▸ TO DO
Please name the surface type the airstrip scenery instructions have you choose for the area around the grass strip.

▸ EXTRACT TO READ
= = = = =

We will want to create an area around our grass strip that will reflect the type of ground that we have built our airstrip on. Right click on the screen and in the list of options scroll down to "Misc. Area" and select "Surface Area". Enter the name of the area covered (can be any name you wish), dimensions of the area that you want covered, and choose Rough (Grass). this enables the sim to imitate the action you would have while taxiing over rough grass. Click OK.
Right after you click OK in the Surface Area 1 box, what you're going to see is something like the figure below on the left. Click and hold in the center circle of the pink box and center it over your scenery area, as shown in the lower right figure.
All that's left now to do is save your file up in the tool bar under "File", and then we need to export it into our simulator. In the tool bar select "Export Scenery Wizard", make sure the files have check marks, leave everything else alone, and hit OK. Whoosh! Your airfield is now part of your scenery files in MSFS2004. Open up MSFS2004, go to create a flight, choose the area in the state and city that you constructed in, and you should see the name of your airfield! That's that! Go check it out!

= = = = =

▸ DATA SUPPLIED
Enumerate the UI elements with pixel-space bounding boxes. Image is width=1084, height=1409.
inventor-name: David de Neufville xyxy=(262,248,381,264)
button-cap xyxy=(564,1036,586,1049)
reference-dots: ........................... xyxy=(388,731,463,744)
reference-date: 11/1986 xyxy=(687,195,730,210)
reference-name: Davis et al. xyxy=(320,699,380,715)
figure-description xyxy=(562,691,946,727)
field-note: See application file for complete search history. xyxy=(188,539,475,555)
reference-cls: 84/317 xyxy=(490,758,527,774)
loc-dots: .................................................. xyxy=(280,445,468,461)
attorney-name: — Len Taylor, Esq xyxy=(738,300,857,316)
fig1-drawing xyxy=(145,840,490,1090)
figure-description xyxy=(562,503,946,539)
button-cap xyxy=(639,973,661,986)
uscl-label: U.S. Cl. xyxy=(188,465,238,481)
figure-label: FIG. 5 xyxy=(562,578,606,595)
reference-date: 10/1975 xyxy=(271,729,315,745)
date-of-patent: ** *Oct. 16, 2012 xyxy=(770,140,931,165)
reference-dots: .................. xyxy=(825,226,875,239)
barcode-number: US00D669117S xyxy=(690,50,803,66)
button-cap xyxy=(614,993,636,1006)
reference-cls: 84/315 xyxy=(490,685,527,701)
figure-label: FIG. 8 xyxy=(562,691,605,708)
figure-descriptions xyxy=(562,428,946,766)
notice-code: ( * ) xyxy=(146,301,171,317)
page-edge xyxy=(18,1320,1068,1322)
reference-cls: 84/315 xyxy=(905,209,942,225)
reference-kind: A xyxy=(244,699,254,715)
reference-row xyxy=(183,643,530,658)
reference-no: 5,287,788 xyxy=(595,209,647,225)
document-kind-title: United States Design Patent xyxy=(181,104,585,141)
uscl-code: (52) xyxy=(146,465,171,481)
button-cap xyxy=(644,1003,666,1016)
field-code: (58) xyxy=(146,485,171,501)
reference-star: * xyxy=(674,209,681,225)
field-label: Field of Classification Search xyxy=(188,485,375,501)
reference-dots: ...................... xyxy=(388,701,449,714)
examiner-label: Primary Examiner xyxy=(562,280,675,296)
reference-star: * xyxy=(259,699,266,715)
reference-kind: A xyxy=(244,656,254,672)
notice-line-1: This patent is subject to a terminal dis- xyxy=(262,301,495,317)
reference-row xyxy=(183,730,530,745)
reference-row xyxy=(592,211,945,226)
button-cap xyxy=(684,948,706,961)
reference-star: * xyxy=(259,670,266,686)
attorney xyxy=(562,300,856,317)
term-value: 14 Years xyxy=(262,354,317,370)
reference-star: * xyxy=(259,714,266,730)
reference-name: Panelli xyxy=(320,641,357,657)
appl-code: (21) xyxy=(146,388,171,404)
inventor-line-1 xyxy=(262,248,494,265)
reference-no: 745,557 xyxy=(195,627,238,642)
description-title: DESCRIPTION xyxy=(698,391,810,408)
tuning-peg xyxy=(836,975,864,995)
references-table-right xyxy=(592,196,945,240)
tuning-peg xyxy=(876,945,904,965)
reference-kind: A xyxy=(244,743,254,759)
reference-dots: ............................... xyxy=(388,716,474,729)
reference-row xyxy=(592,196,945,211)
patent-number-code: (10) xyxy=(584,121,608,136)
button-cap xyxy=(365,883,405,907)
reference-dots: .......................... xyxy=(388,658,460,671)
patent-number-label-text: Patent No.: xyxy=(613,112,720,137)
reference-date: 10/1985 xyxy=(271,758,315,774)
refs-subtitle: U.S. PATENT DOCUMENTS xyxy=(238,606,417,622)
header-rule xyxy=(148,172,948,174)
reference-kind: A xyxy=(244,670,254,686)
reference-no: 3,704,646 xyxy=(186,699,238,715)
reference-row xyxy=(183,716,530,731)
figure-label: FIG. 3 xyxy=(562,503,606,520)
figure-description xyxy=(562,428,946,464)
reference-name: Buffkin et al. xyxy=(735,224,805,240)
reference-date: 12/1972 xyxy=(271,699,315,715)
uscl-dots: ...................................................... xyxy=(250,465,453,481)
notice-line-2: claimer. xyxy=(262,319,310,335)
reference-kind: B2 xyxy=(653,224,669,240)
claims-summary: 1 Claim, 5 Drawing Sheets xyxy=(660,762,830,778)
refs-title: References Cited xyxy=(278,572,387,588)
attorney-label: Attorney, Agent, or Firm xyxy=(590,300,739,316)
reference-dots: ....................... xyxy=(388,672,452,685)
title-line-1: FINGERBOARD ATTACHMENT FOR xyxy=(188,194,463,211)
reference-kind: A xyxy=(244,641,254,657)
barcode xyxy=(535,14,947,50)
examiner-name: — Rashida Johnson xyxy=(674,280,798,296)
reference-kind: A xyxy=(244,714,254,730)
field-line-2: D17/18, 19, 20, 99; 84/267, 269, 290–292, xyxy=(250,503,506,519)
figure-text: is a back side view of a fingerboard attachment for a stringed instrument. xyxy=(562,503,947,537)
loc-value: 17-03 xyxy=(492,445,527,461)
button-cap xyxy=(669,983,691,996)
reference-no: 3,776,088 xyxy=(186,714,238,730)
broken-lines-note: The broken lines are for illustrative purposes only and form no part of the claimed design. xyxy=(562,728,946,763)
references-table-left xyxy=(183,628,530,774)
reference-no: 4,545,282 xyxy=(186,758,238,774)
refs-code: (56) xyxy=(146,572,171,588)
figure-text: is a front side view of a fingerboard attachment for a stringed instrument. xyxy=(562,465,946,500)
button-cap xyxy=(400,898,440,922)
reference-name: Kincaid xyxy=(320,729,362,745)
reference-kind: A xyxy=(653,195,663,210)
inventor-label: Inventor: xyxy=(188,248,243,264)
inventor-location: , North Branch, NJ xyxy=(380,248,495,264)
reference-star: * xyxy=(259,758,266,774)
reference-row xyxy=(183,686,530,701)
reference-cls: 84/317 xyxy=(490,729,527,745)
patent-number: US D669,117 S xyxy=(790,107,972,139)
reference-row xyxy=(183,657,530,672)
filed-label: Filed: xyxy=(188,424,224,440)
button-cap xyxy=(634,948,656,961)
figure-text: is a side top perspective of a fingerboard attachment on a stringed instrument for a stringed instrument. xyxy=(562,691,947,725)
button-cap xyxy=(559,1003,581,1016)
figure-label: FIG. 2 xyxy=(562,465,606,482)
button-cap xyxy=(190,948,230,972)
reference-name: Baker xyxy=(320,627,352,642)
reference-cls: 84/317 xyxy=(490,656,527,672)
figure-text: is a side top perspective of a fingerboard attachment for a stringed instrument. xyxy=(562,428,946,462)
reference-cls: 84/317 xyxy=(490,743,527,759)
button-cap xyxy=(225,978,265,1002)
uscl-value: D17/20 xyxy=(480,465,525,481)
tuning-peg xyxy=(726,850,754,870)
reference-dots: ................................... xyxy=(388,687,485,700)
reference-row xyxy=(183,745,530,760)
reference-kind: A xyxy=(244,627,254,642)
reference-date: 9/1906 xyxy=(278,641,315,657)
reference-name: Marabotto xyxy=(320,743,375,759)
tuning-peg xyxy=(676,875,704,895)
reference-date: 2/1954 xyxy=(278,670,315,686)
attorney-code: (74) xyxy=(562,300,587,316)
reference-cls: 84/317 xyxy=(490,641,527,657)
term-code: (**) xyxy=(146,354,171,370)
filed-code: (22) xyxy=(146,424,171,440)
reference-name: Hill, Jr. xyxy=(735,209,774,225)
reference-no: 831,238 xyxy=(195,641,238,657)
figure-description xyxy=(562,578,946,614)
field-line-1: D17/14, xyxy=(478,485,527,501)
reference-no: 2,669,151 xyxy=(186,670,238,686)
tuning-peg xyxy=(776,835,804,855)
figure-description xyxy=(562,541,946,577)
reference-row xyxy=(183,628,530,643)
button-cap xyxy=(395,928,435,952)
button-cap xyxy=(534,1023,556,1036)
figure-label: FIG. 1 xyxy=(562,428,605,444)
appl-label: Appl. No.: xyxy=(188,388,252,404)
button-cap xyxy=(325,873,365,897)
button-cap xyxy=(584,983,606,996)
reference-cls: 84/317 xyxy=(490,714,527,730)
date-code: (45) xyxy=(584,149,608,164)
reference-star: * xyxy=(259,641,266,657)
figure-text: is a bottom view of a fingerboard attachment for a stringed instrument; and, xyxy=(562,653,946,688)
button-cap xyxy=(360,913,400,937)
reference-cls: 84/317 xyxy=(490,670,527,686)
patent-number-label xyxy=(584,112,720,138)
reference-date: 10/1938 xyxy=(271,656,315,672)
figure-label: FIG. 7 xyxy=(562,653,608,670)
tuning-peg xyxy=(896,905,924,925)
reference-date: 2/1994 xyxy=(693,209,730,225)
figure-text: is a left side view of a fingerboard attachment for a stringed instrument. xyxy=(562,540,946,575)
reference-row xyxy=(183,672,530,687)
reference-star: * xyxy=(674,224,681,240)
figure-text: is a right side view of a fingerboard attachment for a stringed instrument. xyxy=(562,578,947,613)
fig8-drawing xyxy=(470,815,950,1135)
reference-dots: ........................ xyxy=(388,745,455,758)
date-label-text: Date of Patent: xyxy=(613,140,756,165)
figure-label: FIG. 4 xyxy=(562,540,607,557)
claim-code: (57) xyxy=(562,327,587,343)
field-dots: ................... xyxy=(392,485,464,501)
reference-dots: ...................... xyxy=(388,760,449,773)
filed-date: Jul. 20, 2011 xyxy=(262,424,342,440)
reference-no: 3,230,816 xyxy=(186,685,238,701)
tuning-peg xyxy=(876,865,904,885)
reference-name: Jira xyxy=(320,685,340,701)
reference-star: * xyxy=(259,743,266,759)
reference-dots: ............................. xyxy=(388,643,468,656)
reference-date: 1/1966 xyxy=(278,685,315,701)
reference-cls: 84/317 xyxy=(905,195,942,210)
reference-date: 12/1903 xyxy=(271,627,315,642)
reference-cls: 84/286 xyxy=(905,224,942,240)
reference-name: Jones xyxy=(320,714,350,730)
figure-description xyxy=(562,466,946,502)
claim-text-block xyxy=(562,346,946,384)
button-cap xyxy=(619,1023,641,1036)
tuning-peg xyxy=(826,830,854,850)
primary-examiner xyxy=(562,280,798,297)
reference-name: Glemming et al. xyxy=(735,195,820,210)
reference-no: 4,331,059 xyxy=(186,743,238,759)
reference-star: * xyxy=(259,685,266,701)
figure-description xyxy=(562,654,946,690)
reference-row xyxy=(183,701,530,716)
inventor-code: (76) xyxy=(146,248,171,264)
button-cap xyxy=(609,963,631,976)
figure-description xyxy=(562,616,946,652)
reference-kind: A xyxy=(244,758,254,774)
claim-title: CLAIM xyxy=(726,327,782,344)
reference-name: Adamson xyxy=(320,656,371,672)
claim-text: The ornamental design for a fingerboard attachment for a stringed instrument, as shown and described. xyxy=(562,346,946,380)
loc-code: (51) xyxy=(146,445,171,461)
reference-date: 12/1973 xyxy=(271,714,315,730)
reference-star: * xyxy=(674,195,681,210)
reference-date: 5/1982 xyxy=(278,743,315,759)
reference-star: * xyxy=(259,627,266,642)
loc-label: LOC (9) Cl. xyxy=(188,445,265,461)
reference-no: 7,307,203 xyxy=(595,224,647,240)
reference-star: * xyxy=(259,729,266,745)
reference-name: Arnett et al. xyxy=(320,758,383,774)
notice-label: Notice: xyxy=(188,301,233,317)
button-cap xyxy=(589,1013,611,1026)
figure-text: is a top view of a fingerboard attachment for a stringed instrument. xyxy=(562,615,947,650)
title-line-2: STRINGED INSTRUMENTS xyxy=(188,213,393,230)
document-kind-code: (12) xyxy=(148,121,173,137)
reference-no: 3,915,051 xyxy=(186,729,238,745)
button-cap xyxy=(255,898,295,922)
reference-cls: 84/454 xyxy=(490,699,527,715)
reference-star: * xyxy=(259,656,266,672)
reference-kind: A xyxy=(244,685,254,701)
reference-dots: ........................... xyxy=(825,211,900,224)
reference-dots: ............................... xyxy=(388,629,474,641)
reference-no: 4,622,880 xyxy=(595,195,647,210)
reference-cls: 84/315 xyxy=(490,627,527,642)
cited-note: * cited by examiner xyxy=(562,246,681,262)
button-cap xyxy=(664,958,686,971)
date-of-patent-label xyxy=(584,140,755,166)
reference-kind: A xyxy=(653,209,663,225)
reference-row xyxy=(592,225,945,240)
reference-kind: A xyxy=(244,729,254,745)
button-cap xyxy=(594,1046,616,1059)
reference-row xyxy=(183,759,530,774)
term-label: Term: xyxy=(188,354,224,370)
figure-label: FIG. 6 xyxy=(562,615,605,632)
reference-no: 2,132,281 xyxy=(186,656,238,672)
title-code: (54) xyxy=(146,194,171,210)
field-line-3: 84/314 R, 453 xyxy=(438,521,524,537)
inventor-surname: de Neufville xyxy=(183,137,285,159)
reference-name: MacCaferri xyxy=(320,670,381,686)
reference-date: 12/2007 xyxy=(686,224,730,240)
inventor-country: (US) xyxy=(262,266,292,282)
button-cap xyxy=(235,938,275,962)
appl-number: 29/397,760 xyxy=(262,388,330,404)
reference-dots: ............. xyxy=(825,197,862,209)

= = = = =

▸ SOLUTION BELOW
Rough (Grass)